→ **Task goal**: Reply with one number only, the count of lines holding the string "structured".

→ **Task data**:
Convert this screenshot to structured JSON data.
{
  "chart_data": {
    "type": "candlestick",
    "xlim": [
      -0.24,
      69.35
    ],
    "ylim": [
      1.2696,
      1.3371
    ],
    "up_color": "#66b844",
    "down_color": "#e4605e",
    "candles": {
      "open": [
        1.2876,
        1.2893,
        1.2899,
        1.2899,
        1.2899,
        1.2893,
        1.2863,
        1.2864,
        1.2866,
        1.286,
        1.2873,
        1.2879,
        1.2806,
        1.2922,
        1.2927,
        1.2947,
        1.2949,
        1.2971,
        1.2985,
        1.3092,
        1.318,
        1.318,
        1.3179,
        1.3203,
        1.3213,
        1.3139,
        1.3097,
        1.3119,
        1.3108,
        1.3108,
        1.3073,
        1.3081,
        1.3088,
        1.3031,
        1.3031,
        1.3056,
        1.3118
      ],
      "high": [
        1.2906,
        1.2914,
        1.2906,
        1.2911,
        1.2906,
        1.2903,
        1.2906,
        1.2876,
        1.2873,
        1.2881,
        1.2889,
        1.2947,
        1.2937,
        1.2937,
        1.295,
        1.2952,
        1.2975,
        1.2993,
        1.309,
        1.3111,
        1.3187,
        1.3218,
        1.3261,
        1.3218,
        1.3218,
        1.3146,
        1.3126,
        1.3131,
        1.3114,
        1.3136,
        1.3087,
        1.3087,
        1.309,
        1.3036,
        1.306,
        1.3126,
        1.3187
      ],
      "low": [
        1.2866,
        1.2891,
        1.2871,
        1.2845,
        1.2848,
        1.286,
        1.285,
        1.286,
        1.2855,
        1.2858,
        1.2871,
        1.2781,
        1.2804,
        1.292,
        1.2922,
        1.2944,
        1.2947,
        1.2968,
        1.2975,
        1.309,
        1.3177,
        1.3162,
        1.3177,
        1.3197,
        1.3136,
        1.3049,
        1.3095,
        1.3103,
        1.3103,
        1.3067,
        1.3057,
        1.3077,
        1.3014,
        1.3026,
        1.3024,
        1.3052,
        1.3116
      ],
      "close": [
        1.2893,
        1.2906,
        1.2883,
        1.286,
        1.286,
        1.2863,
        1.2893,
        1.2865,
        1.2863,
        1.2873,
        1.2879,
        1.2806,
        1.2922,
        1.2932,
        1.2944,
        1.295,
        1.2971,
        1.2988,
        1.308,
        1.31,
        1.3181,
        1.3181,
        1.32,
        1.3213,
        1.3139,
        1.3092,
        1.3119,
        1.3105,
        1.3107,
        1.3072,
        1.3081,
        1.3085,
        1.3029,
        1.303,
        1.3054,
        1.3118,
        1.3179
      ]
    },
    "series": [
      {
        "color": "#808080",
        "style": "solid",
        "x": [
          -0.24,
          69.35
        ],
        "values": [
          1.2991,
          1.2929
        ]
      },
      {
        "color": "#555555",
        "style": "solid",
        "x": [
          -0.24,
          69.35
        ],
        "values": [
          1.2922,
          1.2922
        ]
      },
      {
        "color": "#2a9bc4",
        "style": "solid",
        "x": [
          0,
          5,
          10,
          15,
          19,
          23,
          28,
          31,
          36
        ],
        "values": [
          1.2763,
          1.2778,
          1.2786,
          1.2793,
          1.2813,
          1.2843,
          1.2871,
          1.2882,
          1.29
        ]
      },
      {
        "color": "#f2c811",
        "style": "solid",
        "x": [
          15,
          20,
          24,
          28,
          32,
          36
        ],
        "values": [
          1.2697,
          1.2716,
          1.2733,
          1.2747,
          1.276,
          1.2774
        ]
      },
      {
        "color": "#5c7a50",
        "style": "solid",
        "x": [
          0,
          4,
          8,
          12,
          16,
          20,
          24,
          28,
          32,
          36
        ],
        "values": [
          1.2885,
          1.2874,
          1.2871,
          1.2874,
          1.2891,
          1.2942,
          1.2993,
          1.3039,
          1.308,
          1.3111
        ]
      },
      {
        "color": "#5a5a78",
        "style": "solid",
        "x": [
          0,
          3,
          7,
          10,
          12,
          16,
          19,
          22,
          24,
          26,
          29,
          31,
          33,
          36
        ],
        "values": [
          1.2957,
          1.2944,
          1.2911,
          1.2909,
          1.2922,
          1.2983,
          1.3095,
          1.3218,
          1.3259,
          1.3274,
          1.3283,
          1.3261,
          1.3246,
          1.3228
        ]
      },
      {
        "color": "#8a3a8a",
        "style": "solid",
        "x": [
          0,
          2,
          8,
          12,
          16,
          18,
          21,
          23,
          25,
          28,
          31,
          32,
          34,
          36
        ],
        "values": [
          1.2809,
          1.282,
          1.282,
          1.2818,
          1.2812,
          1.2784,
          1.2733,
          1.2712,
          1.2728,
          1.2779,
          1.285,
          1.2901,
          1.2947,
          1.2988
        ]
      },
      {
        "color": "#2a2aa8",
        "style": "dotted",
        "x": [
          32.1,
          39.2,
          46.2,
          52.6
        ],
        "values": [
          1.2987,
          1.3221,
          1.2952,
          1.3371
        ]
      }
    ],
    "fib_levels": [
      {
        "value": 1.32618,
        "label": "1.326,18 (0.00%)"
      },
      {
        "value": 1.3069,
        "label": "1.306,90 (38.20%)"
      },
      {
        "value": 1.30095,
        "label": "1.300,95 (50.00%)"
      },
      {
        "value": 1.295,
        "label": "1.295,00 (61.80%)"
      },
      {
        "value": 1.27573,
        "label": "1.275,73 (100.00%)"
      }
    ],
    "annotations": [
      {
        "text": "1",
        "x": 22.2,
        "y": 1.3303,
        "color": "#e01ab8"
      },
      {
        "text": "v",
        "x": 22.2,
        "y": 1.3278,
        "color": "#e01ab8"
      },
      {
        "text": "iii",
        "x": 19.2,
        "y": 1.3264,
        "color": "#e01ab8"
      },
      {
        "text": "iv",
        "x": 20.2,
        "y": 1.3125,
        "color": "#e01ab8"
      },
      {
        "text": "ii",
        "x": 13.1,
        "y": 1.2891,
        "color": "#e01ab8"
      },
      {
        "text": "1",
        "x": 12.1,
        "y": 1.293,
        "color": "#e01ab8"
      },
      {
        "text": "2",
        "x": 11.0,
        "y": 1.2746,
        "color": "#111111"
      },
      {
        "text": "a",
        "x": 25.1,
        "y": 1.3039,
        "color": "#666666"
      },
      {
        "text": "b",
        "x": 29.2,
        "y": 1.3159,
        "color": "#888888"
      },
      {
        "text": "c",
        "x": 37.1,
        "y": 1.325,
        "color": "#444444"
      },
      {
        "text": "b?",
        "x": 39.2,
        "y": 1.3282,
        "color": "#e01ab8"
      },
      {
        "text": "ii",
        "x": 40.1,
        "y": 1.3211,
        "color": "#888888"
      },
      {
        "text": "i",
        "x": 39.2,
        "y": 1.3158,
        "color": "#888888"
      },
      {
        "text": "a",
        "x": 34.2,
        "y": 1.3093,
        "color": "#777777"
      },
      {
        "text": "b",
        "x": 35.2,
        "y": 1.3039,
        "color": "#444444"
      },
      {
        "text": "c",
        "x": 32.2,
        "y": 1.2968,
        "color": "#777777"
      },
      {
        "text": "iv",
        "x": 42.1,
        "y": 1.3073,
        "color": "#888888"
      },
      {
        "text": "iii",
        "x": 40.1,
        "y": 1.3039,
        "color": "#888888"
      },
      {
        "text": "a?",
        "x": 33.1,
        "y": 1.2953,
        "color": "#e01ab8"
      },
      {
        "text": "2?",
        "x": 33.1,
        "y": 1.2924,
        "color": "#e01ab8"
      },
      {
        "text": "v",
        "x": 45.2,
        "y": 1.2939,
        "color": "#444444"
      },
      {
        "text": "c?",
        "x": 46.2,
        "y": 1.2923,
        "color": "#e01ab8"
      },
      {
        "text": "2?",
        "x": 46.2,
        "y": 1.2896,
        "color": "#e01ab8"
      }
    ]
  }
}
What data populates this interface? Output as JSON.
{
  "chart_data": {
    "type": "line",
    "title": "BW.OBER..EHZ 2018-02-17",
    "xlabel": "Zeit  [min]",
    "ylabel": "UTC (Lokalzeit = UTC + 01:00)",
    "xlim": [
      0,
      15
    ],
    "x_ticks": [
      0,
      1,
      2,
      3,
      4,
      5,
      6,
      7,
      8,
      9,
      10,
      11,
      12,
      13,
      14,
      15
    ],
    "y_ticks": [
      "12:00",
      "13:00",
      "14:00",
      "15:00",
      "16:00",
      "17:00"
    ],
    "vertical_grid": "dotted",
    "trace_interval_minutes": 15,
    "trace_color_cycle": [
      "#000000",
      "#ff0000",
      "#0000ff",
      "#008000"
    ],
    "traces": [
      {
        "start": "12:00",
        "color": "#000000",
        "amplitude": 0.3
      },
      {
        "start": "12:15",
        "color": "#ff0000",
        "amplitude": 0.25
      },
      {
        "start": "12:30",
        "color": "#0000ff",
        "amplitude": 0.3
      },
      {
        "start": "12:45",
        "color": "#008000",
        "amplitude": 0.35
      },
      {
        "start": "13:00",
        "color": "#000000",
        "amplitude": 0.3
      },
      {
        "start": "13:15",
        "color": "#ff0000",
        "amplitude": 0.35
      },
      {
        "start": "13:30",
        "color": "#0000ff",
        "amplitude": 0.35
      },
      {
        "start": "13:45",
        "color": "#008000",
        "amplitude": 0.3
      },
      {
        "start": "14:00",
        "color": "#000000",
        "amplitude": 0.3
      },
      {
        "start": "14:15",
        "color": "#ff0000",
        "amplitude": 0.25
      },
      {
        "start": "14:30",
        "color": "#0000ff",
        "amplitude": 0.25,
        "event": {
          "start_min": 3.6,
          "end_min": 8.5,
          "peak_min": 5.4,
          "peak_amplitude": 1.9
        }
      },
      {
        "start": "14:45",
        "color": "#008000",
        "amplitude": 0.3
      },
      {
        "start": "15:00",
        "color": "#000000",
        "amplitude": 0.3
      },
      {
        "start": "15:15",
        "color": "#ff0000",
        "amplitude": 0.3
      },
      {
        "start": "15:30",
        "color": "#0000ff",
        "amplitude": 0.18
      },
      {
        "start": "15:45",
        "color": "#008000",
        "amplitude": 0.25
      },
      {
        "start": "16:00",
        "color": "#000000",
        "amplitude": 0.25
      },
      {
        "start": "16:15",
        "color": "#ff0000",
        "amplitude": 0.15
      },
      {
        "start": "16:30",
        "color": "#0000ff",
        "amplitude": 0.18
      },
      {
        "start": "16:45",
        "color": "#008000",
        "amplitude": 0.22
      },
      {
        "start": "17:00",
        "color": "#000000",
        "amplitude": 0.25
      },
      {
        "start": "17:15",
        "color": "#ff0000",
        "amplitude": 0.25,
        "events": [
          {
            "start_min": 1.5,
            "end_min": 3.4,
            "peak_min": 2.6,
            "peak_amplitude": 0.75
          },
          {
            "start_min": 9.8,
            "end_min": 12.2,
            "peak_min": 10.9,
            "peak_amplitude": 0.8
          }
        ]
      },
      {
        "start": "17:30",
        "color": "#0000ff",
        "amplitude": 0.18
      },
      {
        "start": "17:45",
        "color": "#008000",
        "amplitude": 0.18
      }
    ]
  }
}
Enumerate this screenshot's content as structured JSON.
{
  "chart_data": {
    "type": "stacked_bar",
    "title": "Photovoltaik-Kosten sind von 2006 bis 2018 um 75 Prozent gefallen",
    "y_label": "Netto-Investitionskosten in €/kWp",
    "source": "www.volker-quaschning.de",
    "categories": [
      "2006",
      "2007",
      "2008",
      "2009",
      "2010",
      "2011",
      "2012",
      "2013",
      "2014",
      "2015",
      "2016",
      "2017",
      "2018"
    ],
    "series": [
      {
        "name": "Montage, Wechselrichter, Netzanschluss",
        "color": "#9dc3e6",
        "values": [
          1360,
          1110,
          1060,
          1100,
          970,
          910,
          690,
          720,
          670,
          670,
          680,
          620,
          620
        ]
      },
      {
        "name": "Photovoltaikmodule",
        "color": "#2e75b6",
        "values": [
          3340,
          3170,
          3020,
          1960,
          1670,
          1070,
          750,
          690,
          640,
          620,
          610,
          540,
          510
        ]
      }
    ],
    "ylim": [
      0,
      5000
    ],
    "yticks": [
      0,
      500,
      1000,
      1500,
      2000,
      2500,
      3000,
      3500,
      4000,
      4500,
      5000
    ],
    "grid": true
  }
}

→ **Expected answer**: 2